**Requirement:** Echo the rows below verbatim, from the start of the rows through the row containing "watermark: ·santiment·: [254, 228, 405, 259]", with both ends included.
»»
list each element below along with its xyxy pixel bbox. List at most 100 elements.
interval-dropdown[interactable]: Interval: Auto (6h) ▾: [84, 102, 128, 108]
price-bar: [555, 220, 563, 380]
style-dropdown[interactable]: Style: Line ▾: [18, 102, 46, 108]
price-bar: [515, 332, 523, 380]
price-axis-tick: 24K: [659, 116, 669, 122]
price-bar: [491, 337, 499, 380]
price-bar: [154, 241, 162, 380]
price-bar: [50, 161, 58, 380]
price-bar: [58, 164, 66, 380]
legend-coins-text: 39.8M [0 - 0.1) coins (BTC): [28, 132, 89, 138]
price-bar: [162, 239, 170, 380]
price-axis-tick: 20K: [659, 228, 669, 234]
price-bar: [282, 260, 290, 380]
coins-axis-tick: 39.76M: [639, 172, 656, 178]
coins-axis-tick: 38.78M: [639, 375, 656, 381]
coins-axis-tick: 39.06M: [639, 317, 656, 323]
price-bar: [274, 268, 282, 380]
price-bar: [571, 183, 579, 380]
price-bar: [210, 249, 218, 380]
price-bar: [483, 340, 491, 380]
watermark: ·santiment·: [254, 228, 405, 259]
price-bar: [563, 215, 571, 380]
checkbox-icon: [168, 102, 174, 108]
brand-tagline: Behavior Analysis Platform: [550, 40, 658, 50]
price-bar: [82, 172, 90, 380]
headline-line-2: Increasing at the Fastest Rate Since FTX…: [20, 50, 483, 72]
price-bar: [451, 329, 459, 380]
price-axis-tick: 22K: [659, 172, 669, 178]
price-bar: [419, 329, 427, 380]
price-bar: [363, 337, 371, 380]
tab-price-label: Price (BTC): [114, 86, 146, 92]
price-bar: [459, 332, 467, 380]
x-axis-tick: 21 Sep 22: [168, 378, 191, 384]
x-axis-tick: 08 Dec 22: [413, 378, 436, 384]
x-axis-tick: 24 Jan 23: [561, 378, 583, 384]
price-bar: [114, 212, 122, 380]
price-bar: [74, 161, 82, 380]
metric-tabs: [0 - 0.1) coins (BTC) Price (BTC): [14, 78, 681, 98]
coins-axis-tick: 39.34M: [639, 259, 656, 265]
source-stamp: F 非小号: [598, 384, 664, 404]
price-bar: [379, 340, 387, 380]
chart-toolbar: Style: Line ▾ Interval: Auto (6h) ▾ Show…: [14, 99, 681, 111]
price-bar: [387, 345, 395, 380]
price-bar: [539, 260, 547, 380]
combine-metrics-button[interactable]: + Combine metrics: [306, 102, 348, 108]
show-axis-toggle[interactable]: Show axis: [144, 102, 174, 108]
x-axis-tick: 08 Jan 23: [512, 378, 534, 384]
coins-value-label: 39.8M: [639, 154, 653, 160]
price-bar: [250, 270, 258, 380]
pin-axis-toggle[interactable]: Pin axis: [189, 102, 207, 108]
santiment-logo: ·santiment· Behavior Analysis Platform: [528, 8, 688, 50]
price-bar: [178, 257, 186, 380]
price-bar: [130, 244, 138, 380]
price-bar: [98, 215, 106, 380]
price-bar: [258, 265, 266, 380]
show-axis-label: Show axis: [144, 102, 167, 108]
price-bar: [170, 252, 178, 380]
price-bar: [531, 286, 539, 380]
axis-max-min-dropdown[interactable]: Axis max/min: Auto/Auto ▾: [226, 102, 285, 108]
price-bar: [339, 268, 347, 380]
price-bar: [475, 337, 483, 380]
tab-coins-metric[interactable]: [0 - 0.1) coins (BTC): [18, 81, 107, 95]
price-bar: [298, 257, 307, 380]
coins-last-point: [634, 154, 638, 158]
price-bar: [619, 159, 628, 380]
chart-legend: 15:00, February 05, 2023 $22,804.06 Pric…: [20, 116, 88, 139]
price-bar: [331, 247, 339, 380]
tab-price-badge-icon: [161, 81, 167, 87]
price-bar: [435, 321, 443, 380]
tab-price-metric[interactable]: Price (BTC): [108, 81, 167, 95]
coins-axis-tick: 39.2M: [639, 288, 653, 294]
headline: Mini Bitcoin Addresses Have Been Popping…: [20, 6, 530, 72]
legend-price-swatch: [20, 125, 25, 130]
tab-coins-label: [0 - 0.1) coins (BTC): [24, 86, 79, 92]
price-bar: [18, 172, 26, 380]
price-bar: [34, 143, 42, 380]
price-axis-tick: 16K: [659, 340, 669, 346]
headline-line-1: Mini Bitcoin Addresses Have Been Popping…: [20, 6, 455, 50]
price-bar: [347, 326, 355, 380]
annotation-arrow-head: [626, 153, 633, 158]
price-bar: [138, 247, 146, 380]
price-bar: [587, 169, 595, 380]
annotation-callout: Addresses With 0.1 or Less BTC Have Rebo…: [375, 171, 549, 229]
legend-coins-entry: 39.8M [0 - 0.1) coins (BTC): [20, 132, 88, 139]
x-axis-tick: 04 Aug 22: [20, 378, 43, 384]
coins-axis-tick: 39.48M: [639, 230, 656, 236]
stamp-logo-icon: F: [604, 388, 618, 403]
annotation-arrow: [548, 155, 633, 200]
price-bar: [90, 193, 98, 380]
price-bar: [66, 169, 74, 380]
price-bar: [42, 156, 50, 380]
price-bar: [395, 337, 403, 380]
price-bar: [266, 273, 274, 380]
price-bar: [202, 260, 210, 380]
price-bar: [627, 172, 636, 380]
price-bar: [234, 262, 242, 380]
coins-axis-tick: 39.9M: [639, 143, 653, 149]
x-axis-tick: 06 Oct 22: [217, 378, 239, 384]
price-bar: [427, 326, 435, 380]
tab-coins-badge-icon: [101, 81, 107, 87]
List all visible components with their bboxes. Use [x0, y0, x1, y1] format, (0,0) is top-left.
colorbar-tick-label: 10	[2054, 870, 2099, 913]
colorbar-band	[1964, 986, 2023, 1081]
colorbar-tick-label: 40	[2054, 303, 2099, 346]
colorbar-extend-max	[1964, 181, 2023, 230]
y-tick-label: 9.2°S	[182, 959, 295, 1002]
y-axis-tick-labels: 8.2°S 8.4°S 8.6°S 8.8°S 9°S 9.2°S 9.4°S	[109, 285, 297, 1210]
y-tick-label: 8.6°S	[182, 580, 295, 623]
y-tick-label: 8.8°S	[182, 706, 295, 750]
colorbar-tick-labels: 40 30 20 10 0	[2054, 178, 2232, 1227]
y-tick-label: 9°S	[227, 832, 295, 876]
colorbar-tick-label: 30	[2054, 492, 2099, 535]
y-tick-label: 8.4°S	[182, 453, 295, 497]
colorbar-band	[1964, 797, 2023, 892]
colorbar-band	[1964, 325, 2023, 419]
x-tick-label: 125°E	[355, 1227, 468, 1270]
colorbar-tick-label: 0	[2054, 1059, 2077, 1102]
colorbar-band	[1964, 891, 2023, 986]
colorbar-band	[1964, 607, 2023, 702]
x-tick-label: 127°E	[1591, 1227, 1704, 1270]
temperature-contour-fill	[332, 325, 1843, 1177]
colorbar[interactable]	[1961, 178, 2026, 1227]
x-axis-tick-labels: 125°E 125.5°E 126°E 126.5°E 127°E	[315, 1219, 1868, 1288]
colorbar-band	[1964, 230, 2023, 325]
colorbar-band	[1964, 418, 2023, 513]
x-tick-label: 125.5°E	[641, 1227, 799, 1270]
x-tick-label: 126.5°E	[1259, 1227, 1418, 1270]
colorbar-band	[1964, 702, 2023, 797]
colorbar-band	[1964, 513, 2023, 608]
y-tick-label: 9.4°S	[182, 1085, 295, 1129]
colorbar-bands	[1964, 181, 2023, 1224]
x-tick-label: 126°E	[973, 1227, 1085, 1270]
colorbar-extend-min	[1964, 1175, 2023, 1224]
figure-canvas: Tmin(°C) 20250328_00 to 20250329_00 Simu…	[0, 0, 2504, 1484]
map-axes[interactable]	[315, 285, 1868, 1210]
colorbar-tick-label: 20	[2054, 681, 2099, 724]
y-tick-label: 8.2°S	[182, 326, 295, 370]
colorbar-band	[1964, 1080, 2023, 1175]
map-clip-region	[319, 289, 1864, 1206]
««
**Solution to the problem:**
list each element below along with its xyxy pixel bbox. List at most 100 elements.
interval-dropdown[interactable]: Interval: Auto (6h) ▾: [84, 102, 128, 108]
price-bar: [555, 220, 563, 380]
style-dropdown[interactable]: Style: Line ▾: [18, 102, 46, 108]
price-bar: [515, 332, 523, 380]
price-axis-tick: 24K: [659, 116, 669, 122]
price-bar: [491, 337, 499, 380]
price-bar: [154, 241, 162, 380]
price-bar: [50, 161, 58, 380]
price-bar: [58, 164, 66, 380]
legend-coins-text: 39.8M [0 - 0.1) coins (BTC): [28, 132, 89, 138]
price-bar: [162, 239, 170, 380]
price-axis-tick: 20K: [659, 228, 669, 234]
price-bar: [282, 260, 290, 380]
coins-axis-tick: 39.76M: [639, 172, 656, 178]
coins-axis-tick: 38.78M: [639, 375, 656, 381]
coins-axis-tick: 39.06M: [639, 317, 656, 323]
price-bar: [274, 268, 282, 380]
price-bar: [571, 183, 579, 380]
price-bar: [210, 249, 218, 380]
price-bar: [483, 340, 491, 380]
watermark: ·santiment·: [254, 228, 405, 259]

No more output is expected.